RECORDS SUPPLIED.
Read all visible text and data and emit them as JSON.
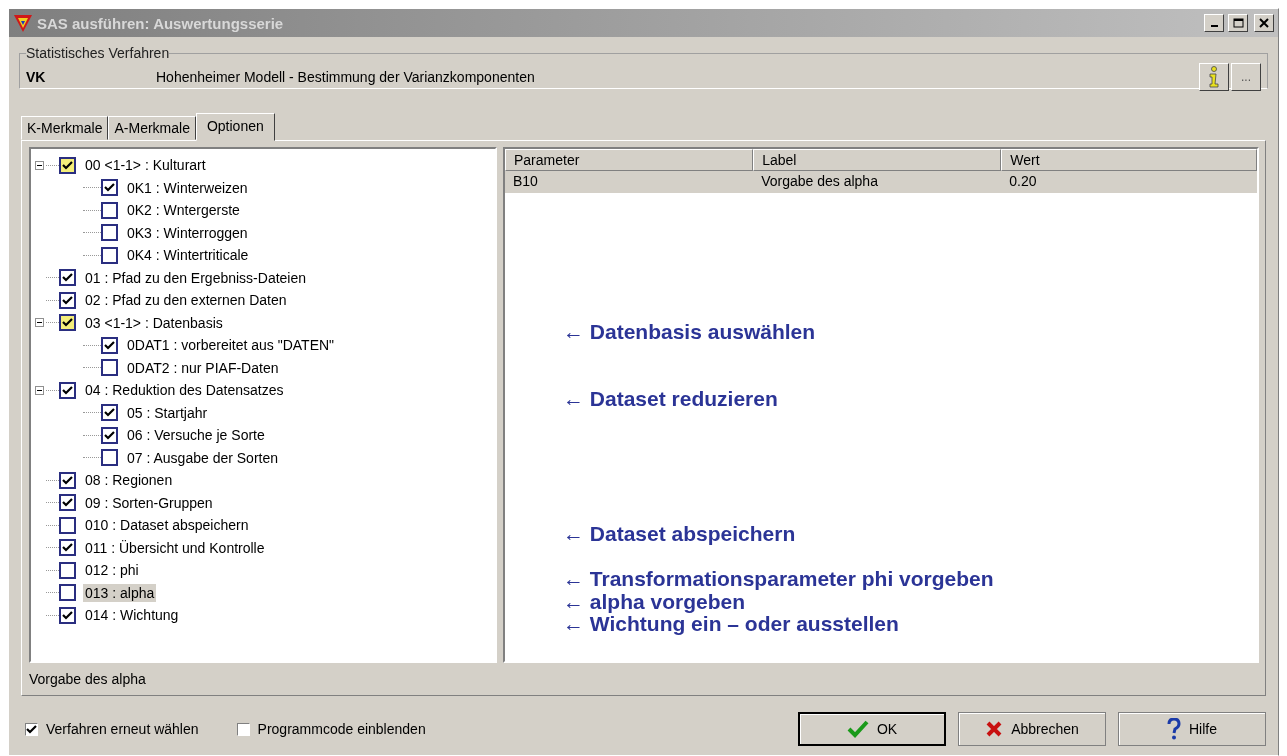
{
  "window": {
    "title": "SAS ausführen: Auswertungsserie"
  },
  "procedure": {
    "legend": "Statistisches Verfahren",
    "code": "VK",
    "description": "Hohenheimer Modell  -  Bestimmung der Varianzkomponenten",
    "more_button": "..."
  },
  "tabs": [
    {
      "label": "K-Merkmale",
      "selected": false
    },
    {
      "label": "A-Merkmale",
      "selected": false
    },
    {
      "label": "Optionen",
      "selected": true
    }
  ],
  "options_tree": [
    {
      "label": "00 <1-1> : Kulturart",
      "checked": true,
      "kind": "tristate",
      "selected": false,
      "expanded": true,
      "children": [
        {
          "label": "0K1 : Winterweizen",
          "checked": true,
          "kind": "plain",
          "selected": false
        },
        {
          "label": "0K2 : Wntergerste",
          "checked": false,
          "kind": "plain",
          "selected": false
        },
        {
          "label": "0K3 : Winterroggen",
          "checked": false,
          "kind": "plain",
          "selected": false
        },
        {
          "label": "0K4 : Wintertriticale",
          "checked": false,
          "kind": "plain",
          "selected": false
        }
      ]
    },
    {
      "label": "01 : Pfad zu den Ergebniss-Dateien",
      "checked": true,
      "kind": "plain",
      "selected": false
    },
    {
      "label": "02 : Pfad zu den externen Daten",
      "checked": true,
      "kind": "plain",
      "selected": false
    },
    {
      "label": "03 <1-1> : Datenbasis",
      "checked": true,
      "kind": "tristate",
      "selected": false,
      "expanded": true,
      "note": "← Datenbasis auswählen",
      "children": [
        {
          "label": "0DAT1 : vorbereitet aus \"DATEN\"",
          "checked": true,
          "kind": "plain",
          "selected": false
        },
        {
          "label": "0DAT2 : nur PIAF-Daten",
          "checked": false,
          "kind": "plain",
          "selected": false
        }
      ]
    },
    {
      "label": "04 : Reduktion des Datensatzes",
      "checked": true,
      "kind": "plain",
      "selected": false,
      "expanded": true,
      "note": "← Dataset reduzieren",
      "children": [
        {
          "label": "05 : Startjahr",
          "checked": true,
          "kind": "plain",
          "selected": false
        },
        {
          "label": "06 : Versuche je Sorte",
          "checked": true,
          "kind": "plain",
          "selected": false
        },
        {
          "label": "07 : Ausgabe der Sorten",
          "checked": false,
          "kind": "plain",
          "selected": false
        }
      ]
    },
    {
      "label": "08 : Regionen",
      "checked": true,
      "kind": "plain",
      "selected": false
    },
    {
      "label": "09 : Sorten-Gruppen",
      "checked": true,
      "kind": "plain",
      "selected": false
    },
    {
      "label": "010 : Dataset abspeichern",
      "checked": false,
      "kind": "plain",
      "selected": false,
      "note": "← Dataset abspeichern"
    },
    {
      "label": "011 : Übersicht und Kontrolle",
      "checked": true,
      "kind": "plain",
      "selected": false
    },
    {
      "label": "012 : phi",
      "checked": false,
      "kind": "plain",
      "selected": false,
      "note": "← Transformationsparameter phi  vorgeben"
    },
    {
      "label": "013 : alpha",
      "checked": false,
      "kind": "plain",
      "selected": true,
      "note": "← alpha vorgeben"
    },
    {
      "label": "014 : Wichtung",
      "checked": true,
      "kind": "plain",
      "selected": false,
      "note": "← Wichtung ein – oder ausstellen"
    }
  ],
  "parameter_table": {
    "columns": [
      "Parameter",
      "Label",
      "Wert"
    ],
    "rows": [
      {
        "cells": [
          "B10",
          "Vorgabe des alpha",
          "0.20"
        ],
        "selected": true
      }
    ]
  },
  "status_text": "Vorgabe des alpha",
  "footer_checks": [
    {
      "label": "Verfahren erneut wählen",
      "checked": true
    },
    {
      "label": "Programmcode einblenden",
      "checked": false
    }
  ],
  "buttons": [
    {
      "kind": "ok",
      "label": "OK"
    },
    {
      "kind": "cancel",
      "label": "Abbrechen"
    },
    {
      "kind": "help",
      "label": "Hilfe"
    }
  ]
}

GIVEN REQUEST. Reproduce every line of the material precisely, omitting its pictures.

THE OUTPUT.
Read all visible text and data and emit them as JSON.
{
  "window": {
    "title": "SAS ausführen: Auswertungsserie"
  },
  "procedure": {
    "legend": "Statistisches Verfahren",
    "code": "VK",
    "description": "Hohenheimer Modell  -  Bestimmung der Varianzkomponenten",
    "more_button": "..."
  },
  "tabs": [
    {
      "label": "K-Merkmale",
      "selected": false
    },
    {
      "label": "A-Merkmale",
      "selected": false
    },
    {
      "label": "Optionen",
      "selected": true
    }
  ],
  "options_tree": [
    {
      "label": "00 <1-1> : Kulturart",
      "checked": true,
      "kind": "tristate",
      "selected": false,
      "expanded": true,
      "children": [
        {
          "label": "0K1 : Winterweizen",
          "checked": true,
          "kind": "plain",
          "selected": false
        },
        {
          "label": "0K2 : Wntergerste",
          "checked": false,
          "kind": "plain",
          "selected": false
        },
        {
          "label": "0K3 : Winterroggen",
          "checked": false,
          "kind": "plain",
          "selected": false
        },
        {
          "label": "0K4 : Wintertriticale",
          "checked": false,
          "kind": "plain",
          "selected": false
        }
      ]
    },
    {
      "label": "01 : Pfad zu den Ergebniss-Dateien",
      "checked": true,
      "kind": "plain",
      "selected": false
    },
    {
      "label": "02 : Pfad zu den externen Daten",
      "checked": true,
      "kind": "plain",
      "selected": false
    },
    {
      "label": "03 <1-1> : Datenbasis",
      "checked": true,
      "kind": "tristate",
      "selected": false,
      "expanded": true,
      "note": "← Datenbasis auswählen",
      "children": [
        {
          "label": "0DAT1 : vorbereitet aus \"DATEN\"",
          "checked": true,
          "kind": "plain",
          "selected": false
        },
        {
          "label": "0DAT2 : nur PIAF-Daten",
          "checked": false,
          "kind": "plain",
          "selected": false
        }
      ]
    },
    {
      "label": "04 : Reduktion des Datensatzes",
      "checked": true,
      "kind": "plain",
      "selected": false,
      "expanded": true,
      "note": "← Dataset reduzieren",
      "children": [
        {
          "label": "05 : Startjahr",
          "checked": true,
          "kind": "plain",
          "selected": false
        },
        {
          "label": "06 : Versuche je Sorte",
          "checked": true,
          "kind": "plain",
          "selected": false
        },
        {
          "label": "07 : Ausgabe der Sorten",
          "checked": false,
          "kind": "plain",
          "selected": false
        }
      ]
    },
    {
      "label": "08 : Regionen",
      "checked": true,
      "kind": "plain",
      "selected": false
    },
    {
      "label": "09 : Sorten-Gruppen",
      "checked": true,
      "kind": "plain",
      "selected": false
    },
    {
      "label": "010 : Dataset abspeichern",
      "checked": false,
      "kind": "plain",
      "selected": false,
      "note": "← Dataset abspeichern"
    },
    {
      "label": "011 : Übersicht und Kontrolle",
      "checked": true,
      "kind": "plain",
      "selected": false
    },
    {
      "label": "012 : phi",
      "checked": false,
      "kind": "plain",
      "selected": false,
      "note": "← Transformationsparameter phi  vorgeben"
    },
    {
      "label": "013 : alpha",
      "checked": false,
      "kind": "plain",
      "selected": true,
      "note": "← alpha vorgeben"
    },
    {
      "label": "014 : Wichtung",
      "checked": true,
      "kind": "plain",
      "selected": false,
      "note": "← Wichtung ein – oder ausstellen"
    }
  ],
  "parameter_table": {
    "columns": [
      "Parameter",
      "Label",
      "Wert"
    ],
    "rows": [
      {
        "cells": [
          "B10",
          "Vorgabe des alpha",
          "0.20"
        ],
        "selected": true
      }
    ]
  },
  "status_text": "Vorgabe des alpha",
  "footer_checks": [
    {
      "label": "Verfahren erneut wählen",
      "checked": true
    },
    {
      "label": "Programmcode einblenden",
      "checked": false
    }
  ],
  "buttons": [
    {
      "kind": "ok",
      "label": "OK"
    },
    {
      "kind": "cancel",
      "label": "Abbrechen"
    },
    {
      "kind": "help",
      "label": "Hilfe"
    }
  ]
}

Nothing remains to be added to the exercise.